Data records ::
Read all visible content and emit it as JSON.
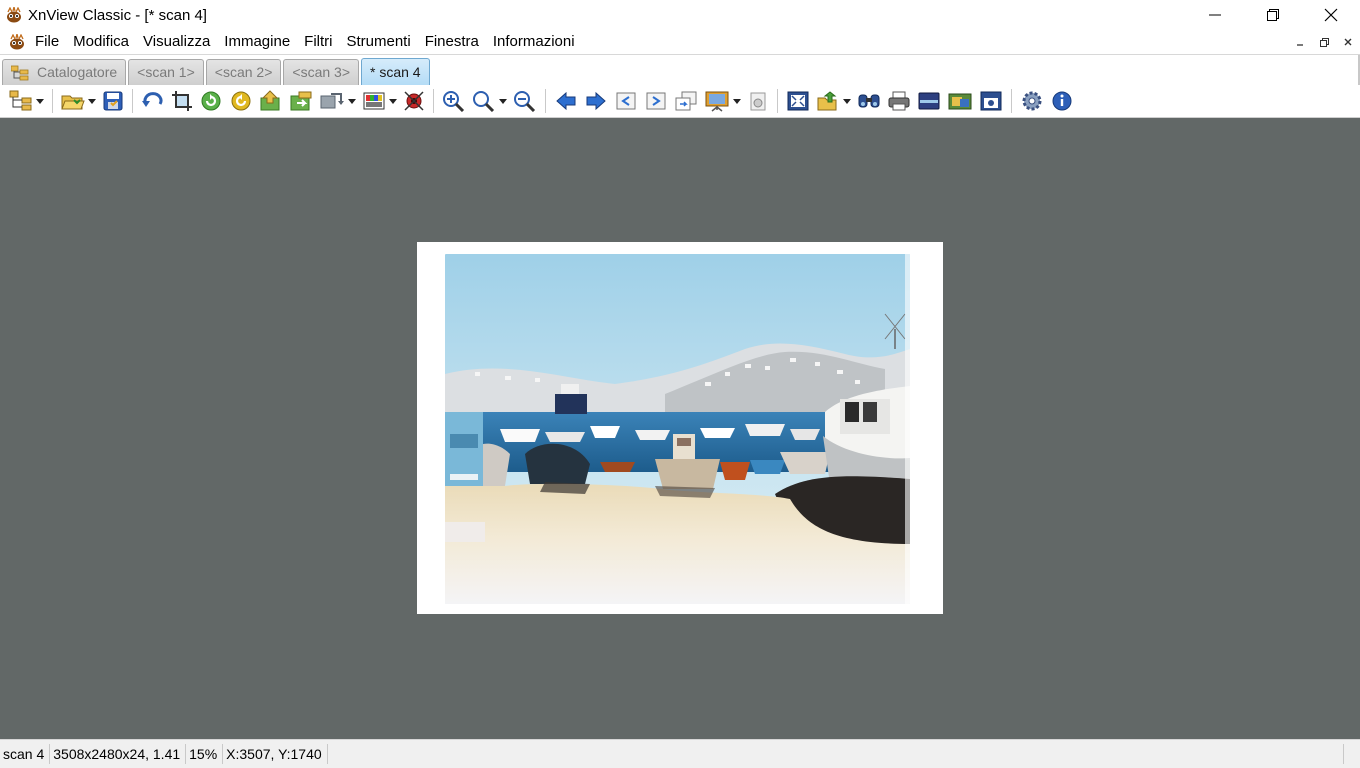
{
  "window": {
    "title": "XnView Classic - [* scan 4]"
  },
  "menu": {
    "items": [
      "File",
      "Modifica",
      "Visualizza",
      "Immagine",
      "Filtri",
      "Strumenti",
      "Finestra",
      "Informazioni"
    ]
  },
  "tabs": [
    {
      "label": "Catalogatore",
      "active": false,
      "icon": "browser-icon"
    },
    {
      "label": "<scan 1>",
      "active": false
    },
    {
      "label": "<scan 2>",
      "active": false
    },
    {
      "label": "<scan 3>",
      "active": false
    },
    {
      "label": "* scan 4",
      "active": true
    }
  ],
  "toolbar": {
    "icons": [
      "tree-view-icon",
      "open-folder-icon",
      "save-icon",
      "undo-icon",
      "crop-icon",
      "rotate-left-icon",
      "rotate-right-icon",
      "previous-image-icon",
      "next-file-icon",
      "convert-icon",
      "adjust-colors-icon",
      "red-eye-icon",
      "zoom-in-icon",
      "zoom-icon",
      "zoom-out-icon",
      "arrow-left-icon",
      "arrow-right-icon",
      "first-page-icon",
      "last-page-icon",
      "multi-page-icon",
      "slideshow-icon",
      "properties-icon",
      "fit-screen-icon",
      "export-icon",
      "search-icon",
      "print-icon",
      "scanner-icon",
      "capture-icon",
      "screenshot-icon",
      "settings-icon",
      "info-icon"
    ]
  },
  "status": {
    "name": "scan 4",
    "dims": "3508x2480x24, 1.41",
    "zoom": "15%",
    "coords": "X:3507, Y:1740"
  },
  "colors": {
    "viewer_bg": "#626867",
    "active_tab": "#b4dcf6",
    "accent": "#1e7fd6"
  }
}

WHAT IS REQUIRED ::
Output the data above without changes, apart from leaving out the pictures.

THE COMPLETED TASK ::
Read all visible content and emit it as JSON.
{
  "window": {
    "title": "XnView Classic - [* scan 4]"
  },
  "menu": {
    "items": [
      "File",
      "Modifica",
      "Visualizza",
      "Immagine",
      "Filtri",
      "Strumenti",
      "Finestra",
      "Informazioni"
    ]
  },
  "tabs": [
    {
      "label": "Catalogatore",
      "active": false,
      "icon": "browser-icon"
    },
    {
      "label": "<scan 1>",
      "active": false
    },
    {
      "label": "<scan 2>",
      "active": false
    },
    {
      "label": "<scan 3>",
      "active": false
    },
    {
      "label": "* scan 4",
      "active": true
    }
  ],
  "toolbar": {
    "icons": [
      "tree-view-icon",
      "open-folder-icon",
      "save-icon",
      "undo-icon",
      "crop-icon",
      "rotate-left-icon",
      "rotate-right-icon",
      "previous-image-icon",
      "next-file-icon",
      "convert-icon",
      "adjust-colors-icon",
      "red-eye-icon",
      "zoom-in-icon",
      "zoom-icon",
      "zoom-out-icon",
      "arrow-left-icon",
      "arrow-right-icon",
      "first-page-icon",
      "last-page-icon",
      "multi-page-icon",
      "slideshow-icon",
      "properties-icon",
      "fit-screen-icon",
      "export-icon",
      "search-icon",
      "print-icon",
      "scanner-icon",
      "capture-icon",
      "screenshot-icon",
      "settings-icon",
      "info-icon"
    ]
  },
  "status": {
    "name": "scan 4",
    "dims": "3508x2480x24, 1.41",
    "zoom": "15%",
    "coords": "X:3507, Y:1740"
  },
  "colors": {
    "viewer_bg": "#626867",
    "active_tab": "#b4dcf6",
    "accent": "#1e7fd6"
  }
}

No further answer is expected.